Pull out every line below holding the word "dengan".

Data entries:
►

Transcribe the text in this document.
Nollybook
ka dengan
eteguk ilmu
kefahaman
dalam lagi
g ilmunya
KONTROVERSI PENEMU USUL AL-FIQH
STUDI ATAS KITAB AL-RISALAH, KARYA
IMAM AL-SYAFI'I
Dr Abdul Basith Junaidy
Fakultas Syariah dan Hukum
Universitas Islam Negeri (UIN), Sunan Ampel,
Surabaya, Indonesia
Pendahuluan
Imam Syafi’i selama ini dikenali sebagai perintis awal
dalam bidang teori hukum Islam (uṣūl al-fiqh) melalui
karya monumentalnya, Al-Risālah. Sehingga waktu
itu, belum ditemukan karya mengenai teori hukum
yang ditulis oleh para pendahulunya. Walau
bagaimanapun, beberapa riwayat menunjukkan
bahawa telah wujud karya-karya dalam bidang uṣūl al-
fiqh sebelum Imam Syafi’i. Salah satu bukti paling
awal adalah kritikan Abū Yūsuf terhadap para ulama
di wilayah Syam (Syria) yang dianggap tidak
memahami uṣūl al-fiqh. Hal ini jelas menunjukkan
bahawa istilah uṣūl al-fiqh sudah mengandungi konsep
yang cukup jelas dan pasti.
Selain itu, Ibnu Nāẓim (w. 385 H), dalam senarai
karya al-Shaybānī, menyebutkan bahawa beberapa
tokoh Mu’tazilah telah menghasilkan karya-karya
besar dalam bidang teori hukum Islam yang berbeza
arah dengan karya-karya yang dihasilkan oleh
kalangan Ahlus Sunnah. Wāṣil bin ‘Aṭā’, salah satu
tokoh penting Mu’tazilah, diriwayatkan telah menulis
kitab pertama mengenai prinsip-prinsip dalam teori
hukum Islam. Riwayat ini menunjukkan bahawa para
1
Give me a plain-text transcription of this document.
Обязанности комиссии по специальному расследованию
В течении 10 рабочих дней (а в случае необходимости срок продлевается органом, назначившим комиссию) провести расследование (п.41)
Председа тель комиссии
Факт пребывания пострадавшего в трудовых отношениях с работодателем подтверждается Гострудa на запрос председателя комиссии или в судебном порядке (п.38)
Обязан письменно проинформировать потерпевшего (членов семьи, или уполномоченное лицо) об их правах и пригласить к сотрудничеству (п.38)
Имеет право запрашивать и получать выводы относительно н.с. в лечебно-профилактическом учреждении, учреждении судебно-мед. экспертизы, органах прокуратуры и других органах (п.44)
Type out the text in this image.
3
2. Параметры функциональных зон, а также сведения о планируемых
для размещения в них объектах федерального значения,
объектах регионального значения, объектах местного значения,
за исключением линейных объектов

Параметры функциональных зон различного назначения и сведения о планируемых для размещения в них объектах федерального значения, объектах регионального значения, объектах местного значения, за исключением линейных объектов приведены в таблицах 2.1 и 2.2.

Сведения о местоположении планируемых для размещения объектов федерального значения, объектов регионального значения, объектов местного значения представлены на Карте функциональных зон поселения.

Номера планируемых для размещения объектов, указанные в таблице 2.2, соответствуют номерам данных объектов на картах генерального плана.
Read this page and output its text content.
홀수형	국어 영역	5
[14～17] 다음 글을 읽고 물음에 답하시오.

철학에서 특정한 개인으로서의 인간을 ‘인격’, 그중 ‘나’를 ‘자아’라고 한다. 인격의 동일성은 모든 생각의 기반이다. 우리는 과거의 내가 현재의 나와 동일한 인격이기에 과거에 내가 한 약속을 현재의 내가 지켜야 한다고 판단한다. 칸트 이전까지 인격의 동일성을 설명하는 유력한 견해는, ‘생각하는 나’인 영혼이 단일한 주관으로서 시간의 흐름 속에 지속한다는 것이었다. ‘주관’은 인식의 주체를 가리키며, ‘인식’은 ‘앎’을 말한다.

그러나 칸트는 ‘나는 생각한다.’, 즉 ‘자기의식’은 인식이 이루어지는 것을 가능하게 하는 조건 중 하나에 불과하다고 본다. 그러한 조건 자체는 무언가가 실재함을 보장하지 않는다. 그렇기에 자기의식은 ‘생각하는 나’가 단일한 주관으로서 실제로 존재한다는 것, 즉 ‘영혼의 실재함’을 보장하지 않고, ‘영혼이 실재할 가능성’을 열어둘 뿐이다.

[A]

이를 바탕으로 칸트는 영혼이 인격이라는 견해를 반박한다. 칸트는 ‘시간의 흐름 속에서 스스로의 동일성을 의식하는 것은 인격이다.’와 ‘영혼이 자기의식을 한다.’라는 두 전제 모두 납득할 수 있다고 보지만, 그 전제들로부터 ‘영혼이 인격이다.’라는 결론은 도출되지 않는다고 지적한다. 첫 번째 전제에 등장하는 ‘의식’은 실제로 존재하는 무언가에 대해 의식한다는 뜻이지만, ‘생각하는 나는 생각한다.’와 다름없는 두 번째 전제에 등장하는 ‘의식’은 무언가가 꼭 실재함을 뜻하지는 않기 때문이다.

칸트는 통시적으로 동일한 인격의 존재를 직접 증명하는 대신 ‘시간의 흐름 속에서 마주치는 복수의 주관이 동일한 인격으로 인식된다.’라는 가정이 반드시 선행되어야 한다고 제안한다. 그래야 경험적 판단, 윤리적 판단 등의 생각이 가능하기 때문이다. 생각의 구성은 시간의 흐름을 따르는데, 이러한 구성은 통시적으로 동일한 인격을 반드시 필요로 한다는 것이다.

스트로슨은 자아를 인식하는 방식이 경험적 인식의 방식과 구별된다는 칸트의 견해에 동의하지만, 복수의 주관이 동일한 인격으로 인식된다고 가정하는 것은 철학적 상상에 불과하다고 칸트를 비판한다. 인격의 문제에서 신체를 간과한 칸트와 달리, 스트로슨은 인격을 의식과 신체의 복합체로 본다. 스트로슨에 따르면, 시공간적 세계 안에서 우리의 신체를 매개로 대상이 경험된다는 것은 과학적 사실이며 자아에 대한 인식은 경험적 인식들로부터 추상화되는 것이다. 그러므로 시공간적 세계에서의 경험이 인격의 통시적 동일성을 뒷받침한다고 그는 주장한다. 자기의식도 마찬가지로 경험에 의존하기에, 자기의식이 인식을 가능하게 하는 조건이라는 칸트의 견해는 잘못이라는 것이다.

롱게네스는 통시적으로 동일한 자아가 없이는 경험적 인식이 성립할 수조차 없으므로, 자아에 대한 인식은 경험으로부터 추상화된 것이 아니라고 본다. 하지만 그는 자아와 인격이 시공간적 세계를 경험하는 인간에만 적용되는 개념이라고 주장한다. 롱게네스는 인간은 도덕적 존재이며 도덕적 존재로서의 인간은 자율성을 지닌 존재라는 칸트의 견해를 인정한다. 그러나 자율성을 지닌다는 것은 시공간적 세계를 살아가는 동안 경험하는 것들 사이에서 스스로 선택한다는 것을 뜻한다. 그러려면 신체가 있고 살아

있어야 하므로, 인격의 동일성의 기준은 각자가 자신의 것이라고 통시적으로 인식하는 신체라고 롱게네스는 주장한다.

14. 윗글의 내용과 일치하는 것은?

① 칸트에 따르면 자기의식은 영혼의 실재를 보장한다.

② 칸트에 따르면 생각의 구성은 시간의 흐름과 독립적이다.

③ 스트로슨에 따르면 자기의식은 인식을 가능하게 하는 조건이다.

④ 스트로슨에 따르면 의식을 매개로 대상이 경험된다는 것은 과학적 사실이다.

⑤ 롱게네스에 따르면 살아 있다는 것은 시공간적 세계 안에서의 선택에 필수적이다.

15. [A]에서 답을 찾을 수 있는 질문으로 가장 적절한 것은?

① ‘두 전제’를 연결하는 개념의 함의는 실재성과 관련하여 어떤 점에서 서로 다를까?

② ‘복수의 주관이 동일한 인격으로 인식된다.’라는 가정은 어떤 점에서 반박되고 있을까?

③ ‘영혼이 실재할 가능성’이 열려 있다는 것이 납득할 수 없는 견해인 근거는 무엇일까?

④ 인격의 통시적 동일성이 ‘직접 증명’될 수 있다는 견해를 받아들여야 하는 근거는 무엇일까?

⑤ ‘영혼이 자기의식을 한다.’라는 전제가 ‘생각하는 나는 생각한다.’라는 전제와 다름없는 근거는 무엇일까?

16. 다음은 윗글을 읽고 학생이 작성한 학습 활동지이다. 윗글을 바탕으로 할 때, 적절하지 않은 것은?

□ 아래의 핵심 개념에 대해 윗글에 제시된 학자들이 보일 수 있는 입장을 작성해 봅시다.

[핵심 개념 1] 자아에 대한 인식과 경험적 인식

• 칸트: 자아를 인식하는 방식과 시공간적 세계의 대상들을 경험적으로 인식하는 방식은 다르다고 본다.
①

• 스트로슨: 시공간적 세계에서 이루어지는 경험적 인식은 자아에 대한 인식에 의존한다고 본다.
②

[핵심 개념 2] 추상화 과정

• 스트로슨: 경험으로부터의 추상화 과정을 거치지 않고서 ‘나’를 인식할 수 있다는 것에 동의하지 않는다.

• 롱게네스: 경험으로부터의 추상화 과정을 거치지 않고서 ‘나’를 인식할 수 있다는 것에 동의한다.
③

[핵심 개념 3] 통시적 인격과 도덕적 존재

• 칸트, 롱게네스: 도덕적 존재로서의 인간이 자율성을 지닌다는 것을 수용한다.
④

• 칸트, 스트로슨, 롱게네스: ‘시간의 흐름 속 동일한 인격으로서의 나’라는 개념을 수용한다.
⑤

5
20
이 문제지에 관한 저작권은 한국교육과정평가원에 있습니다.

◄

Exercise answer
ka dengan
arah dengan karya-karya yang dihasilkan oleh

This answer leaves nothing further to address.